> [Aim]:
Write out every entry exactly as it stands.

== Provided entries

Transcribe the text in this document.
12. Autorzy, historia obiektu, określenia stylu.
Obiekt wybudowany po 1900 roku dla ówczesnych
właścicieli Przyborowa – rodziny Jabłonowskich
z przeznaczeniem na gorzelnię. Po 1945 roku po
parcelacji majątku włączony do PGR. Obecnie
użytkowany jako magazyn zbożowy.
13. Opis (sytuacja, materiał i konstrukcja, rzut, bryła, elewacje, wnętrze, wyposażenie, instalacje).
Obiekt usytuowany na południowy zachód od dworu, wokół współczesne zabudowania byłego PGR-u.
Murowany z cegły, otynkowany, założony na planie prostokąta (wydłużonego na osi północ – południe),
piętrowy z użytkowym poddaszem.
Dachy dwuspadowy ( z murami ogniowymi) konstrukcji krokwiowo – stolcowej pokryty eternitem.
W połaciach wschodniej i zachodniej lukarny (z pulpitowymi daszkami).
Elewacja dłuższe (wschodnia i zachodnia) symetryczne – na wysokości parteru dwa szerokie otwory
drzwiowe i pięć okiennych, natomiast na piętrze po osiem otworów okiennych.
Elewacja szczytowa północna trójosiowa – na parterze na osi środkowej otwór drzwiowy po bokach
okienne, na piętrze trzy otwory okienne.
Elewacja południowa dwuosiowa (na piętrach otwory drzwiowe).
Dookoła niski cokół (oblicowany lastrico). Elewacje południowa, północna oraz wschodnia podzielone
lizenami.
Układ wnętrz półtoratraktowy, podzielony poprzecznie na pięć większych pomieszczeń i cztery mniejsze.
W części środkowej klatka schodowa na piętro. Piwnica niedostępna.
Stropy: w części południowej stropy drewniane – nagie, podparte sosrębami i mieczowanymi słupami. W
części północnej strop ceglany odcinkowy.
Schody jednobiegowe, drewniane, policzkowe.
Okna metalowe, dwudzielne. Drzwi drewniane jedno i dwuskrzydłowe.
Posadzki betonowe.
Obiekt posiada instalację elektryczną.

====

> [Correct output]:
Transcribe the text in this document.
12. Autorzy, historia obiektu, określenia stylu.
Obiekt wybudowany po 1900 roku dla ówczesnych
właścicieli Przyborowa – rodziny Jabłonowskich
z przeznaczeniem na gorzelnię. Po 1945 roku po
parcelacji majątku włączony do PGR. Obecnie
użytkowany jako magazyn zbożowy.
13. Opis (sytuacja, materiał i konstrukcja, rzut, bryła, elewacje, wnętrze, wyposażenie, instalacje).
Obiekt usytuowany na południowy zachód od dworu, wokół współczesne zabudowania byłego PGR-u.
Murowany z cegły, otynkowany, założony na planie prostokąta (wydłużonego na osi północ – południe),
piętrowy z użytkowym poddaszem.
Dachy dwuspadowy ( z murami ogniowymi) konstrukcji krokwiowo – stolcowej pokryty eternitem.
W połaciach wschodniej i zachodniej lukarny (z pulpitowymi daszkami).
Elewacja dłuższe (wschodnia i zachodnia) symetryczne – na wysokości parteru dwa szerokie otwory
drzwiowe i pięć okiennych, natomiast na piętrze po osiem otworów okiennych.
Elewacja szczytowa północna trójosiowa – na parterze na osi środkowej otwór drzwiowy po bokach
okienne, na piętrze trzy otwory okienne.
Elewacja południowa dwuosiowa (na piętrach otwory drzwiowe).
Dookoła niski cokół (oblicowany lastrico). Elewacje południowa, północna oraz wschodnia podzielone
lizenami.
Układ wnętrz półtoratraktowy, podzielony poprzecznie na pięć większych pomieszczeń i cztery mniejsze.
W części środkowej klatka schodowa na piętro. Piwnica niedostępna.
Stropy: w części południowej stropy drewniane – nagie, podparte sosrębami i mieczowanymi słupami. W
części północnej strop ceglany odcinkowy.
Schody jednobiegowe, drewniane, policzkowe.
Okna metalowe, dwudzielne. Drzwi drewniane jedno i dwuskrzydłowe.
Posadzki betonowe.
Obiekt posiada instalację elektryczną.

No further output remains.